— start Data rows —
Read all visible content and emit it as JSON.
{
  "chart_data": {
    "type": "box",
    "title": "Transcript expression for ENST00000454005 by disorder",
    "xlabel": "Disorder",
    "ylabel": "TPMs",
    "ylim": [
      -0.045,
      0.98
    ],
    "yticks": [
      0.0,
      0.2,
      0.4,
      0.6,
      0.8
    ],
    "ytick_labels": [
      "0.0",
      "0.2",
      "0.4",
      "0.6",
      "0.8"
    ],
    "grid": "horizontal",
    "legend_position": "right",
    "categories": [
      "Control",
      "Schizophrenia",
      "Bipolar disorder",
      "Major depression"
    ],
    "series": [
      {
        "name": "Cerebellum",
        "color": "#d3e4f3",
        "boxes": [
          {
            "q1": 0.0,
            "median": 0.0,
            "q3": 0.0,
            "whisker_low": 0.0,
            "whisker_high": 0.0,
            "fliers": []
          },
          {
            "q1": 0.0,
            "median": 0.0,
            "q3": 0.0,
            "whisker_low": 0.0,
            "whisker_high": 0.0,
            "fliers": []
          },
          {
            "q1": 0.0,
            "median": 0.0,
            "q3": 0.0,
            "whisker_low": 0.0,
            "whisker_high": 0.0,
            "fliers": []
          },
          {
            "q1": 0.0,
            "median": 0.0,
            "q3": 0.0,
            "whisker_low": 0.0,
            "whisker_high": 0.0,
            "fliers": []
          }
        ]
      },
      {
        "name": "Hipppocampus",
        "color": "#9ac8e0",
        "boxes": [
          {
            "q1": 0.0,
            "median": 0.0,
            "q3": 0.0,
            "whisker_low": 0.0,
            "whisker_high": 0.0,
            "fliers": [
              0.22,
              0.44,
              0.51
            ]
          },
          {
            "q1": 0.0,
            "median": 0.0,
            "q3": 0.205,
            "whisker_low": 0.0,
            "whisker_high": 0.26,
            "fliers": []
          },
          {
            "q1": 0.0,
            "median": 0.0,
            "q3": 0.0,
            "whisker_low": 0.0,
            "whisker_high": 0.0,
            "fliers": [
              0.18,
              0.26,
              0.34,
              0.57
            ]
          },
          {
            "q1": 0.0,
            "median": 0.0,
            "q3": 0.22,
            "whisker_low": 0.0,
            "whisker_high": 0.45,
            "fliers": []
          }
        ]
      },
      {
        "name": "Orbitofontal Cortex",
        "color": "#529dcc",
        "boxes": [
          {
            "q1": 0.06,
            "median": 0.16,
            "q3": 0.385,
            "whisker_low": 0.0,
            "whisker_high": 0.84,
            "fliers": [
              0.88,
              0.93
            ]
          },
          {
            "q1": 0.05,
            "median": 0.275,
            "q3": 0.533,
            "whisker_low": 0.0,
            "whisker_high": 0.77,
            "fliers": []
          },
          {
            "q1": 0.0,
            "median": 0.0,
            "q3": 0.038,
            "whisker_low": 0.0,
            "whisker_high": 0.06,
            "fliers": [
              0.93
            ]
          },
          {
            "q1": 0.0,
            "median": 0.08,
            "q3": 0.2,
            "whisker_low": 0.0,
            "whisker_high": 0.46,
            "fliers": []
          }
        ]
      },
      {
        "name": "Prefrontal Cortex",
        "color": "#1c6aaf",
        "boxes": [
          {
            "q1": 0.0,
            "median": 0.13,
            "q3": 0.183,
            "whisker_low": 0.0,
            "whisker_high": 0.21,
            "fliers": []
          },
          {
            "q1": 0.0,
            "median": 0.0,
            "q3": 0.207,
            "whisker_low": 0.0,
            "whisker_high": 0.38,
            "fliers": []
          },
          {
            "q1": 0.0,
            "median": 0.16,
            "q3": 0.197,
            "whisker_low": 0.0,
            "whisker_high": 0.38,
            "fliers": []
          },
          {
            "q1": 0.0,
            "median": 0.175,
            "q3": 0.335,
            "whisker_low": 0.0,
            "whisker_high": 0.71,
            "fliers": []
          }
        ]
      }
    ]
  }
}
— end Data rows —
— start Data rows —
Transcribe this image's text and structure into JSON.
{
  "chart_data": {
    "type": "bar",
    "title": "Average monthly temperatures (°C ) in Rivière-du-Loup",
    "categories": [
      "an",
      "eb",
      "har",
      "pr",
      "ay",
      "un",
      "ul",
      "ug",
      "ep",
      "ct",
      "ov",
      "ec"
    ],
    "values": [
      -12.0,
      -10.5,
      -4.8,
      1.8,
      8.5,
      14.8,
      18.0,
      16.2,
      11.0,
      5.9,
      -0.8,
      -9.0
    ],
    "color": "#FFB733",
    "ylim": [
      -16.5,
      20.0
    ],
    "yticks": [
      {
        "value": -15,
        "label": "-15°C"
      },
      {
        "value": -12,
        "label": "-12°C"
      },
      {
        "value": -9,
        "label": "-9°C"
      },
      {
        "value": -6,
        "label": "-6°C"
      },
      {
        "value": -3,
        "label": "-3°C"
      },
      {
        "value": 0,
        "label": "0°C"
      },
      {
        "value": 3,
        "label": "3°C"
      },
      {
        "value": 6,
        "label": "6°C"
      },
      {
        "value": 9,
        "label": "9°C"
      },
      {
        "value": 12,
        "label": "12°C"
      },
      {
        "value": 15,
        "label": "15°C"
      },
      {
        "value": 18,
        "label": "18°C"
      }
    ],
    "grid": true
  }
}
— end Data rows —
* [Your task]: A number is the only answer here: how many lines of the material above contain "title"?

* [Task response]: 2